# EXERCISE GOAL:
Find every line containing the word "mais" in the records below; report only how many there are.

(Dataset records)

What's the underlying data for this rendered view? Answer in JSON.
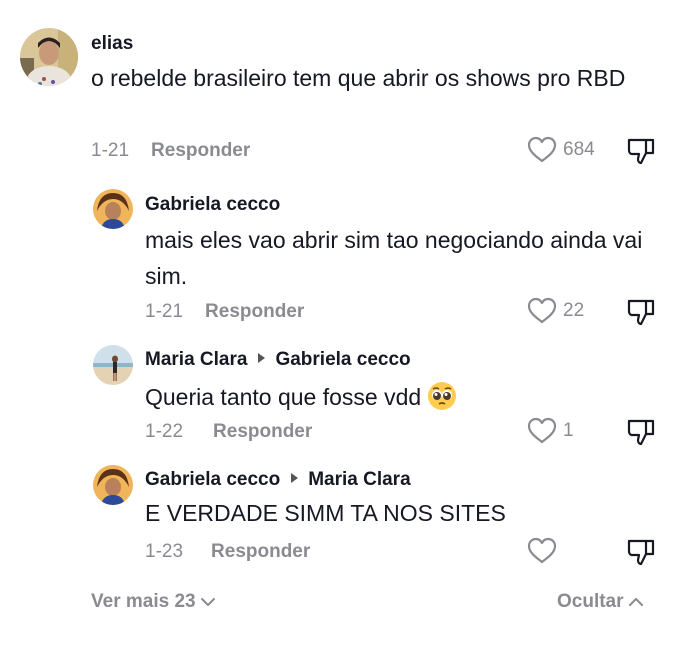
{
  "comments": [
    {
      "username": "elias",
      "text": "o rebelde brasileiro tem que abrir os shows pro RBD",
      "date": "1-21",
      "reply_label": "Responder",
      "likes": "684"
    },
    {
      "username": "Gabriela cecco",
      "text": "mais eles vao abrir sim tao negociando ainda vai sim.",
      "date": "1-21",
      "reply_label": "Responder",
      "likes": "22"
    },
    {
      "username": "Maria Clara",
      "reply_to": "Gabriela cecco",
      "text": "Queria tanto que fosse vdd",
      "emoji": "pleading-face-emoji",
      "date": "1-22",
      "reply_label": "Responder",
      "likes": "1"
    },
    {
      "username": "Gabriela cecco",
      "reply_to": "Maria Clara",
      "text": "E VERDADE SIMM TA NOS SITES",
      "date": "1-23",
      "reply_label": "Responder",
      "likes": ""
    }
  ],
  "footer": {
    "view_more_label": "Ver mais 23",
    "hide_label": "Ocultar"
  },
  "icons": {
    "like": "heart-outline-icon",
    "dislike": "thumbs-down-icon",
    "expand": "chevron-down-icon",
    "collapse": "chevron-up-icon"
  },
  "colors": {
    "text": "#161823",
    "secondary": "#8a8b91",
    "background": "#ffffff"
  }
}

# FULL ANSWER:
2